Items from a dataset:
┄┄┄┄┄┄

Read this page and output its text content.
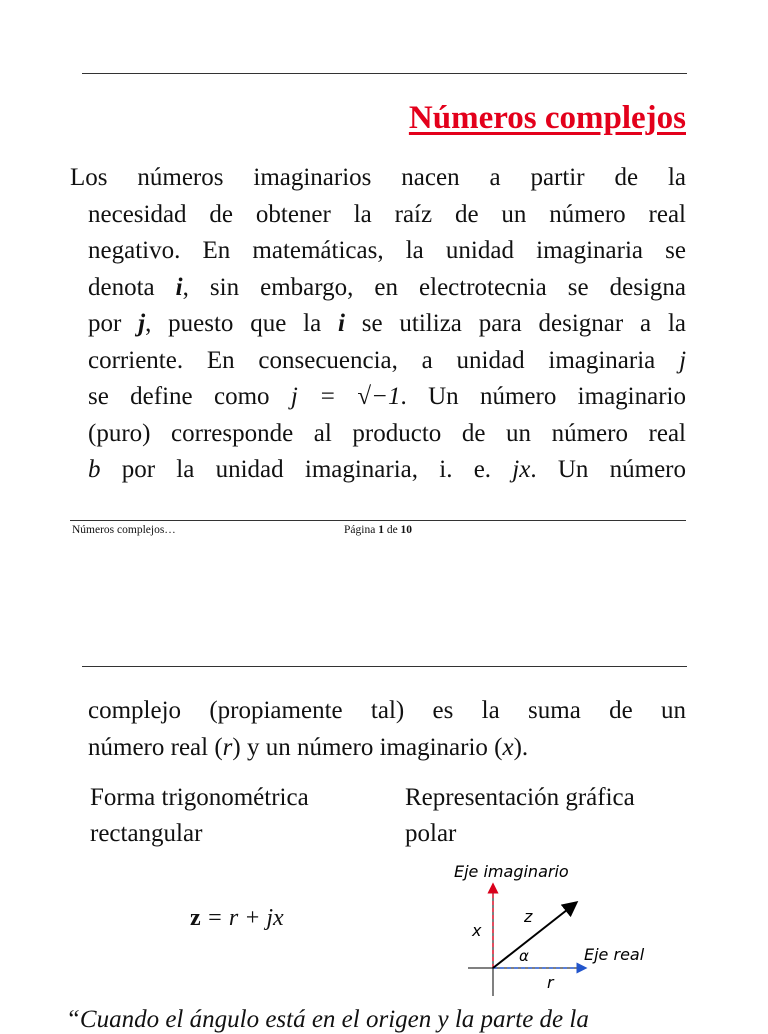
Números complejos
Los números imaginarios nacen a partir de la
necesidad de obtener la raíz de un número real
negativo. En matemáticas, la unidad imaginaria se
denota i, sin embargo, en electrotecnia se designa
por j, puesto que la i se utiliza para designar a la
corriente. En consecuencia, a unidad imaginaria j
se define como j = √−1. Un número imaginario
(puro) corresponde al producto de un número real
b por la unidad imaginaria, i. e. jx. Un número
Números complejos…	Página 1 de 10
complejo (propiamente tal) es la suma de un
número real (r) y un número imaginario (x).
Forma trigonométrica
rectangular
Representación gráfica
polar
z = r + jx
Eje imaginario
Eje real
z
x
r
α
“Cuando el ángulo está en el origen y la parte de la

┄┄┄┄┄┄

* **PROBLEM**
Copy out all of the data word for word. Do not carry over any picture.

* **RESULT FOR THIS TASK**
Read this page and output its text content.
Números complejos
Los números imaginarios nacen a partir de la
necesidad de obtener la raíz de un número real
negativo. En matemáticas, la unidad imaginaria se
denota i, sin embargo, en electrotecnia se designa
por j, puesto que la i se utiliza para designar a la
corriente. En consecuencia, a unidad imaginaria j
se define como j = √−1. Un número imaginario
(puro) corresponde al producto de un número real
b por la unidad imaginaria, i. e. jx. Un número
Números complejos…	Página 1 de 10
complejo (propiamente tal) es la suma de un
número real (r) y un número imaginario (x).
Forma trigonométrica
rectangular
Representación gráfica
polar
z = r + jx
Eje imaginario
Eje real
z
x
r
α
“Cuando el ángulo está en el origen y la parte de la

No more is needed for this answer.